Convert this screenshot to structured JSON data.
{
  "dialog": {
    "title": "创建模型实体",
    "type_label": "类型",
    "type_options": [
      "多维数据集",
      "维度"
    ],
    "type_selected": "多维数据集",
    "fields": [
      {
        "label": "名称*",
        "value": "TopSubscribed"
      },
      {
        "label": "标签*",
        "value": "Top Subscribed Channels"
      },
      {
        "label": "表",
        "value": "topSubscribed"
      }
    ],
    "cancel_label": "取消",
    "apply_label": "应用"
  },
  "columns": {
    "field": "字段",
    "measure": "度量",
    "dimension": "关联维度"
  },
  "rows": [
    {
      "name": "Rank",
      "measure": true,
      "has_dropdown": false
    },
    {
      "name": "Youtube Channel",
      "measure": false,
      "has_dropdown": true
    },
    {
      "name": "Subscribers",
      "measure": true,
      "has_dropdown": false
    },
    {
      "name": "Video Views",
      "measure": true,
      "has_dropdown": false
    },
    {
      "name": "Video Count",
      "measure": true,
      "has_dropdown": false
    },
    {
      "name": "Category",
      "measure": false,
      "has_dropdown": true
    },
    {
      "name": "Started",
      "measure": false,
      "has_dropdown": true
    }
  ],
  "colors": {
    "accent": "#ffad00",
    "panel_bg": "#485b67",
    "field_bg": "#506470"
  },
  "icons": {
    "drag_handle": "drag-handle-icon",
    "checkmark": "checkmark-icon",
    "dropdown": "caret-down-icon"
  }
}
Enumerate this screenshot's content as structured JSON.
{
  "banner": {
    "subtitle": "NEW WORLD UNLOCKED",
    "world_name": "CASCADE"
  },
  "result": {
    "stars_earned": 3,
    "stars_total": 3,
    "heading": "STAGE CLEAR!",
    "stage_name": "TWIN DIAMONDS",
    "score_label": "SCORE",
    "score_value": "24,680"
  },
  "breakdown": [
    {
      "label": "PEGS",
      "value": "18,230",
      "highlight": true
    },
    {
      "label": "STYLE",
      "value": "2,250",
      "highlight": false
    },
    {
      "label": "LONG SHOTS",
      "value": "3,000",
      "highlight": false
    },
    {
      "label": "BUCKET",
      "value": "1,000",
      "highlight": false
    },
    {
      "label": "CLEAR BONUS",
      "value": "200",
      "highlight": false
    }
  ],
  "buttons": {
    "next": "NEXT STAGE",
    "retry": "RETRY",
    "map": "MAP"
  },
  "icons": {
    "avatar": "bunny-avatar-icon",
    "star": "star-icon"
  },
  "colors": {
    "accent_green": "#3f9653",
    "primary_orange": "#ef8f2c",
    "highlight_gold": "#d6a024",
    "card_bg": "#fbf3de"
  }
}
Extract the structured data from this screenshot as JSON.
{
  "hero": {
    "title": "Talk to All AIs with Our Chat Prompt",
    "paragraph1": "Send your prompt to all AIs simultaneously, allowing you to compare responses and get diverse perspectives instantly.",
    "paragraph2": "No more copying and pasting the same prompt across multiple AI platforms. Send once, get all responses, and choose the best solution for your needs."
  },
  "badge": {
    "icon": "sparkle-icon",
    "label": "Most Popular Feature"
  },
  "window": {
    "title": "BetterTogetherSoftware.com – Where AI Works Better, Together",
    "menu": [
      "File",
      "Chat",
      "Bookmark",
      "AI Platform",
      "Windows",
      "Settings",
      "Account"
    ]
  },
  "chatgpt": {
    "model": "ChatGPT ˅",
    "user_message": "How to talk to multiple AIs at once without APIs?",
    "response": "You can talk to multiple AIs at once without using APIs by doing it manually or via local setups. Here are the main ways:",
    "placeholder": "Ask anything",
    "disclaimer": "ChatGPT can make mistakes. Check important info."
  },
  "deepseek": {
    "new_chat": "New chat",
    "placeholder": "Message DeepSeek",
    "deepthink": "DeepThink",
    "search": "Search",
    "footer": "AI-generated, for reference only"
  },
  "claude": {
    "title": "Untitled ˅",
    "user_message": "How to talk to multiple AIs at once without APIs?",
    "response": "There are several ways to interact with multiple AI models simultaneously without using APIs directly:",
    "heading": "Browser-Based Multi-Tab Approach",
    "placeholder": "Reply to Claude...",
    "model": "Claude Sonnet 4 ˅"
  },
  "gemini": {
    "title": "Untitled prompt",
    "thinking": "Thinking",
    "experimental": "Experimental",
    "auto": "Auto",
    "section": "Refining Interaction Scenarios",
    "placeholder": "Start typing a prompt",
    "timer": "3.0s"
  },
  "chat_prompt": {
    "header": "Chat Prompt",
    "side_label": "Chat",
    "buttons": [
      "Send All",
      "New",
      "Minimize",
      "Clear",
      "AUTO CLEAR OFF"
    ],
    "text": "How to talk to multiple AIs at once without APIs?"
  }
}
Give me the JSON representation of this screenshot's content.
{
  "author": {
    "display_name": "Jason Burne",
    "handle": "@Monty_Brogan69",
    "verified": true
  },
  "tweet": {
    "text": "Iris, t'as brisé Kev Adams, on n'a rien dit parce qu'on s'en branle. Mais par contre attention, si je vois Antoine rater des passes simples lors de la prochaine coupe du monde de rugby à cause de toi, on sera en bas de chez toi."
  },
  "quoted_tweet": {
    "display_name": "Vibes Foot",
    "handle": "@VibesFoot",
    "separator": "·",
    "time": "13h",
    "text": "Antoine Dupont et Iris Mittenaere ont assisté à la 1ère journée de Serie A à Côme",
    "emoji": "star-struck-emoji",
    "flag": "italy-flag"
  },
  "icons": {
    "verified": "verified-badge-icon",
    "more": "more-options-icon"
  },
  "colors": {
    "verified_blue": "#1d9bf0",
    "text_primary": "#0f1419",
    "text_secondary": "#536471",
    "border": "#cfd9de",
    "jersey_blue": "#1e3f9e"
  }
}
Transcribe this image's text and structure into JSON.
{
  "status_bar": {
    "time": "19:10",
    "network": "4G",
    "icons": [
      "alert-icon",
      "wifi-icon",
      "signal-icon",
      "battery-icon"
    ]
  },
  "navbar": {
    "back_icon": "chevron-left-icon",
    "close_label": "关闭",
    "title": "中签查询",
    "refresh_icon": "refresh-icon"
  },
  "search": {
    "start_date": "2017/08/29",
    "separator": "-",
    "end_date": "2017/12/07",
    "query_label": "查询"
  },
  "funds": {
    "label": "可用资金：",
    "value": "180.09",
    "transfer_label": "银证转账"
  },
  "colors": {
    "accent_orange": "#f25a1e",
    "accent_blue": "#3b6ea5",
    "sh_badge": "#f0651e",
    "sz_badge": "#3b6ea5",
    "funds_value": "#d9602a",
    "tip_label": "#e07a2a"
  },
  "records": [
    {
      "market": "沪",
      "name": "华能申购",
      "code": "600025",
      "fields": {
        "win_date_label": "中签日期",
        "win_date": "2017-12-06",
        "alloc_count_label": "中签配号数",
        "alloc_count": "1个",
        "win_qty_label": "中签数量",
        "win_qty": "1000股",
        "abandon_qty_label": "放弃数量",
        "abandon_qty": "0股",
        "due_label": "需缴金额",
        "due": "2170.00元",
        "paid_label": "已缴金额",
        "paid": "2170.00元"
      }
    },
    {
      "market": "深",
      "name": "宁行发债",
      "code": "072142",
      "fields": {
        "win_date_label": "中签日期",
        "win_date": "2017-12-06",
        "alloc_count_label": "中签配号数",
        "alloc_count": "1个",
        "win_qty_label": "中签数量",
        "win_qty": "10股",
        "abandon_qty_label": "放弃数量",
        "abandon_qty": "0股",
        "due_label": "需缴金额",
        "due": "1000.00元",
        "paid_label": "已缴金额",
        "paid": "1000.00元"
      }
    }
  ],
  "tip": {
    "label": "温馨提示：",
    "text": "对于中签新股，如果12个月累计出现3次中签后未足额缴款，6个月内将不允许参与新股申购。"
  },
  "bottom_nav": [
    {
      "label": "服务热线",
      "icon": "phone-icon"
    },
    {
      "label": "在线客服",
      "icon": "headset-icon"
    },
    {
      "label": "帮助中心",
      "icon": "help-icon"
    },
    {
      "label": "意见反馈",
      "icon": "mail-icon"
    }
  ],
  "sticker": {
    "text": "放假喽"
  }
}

○ ○ ○ ○

## WHAT TO DO
Where a line of the entries contains the word "ways", copy that line.

## PROBLEM SOLUTION
    "response": "You can talk to multiple AIs at once without using APIs by doing it manually or via local setups. Here are the main ways:",
    "response": "There are several ways to interact with multiple AI models simultaneously without using APIs directly:",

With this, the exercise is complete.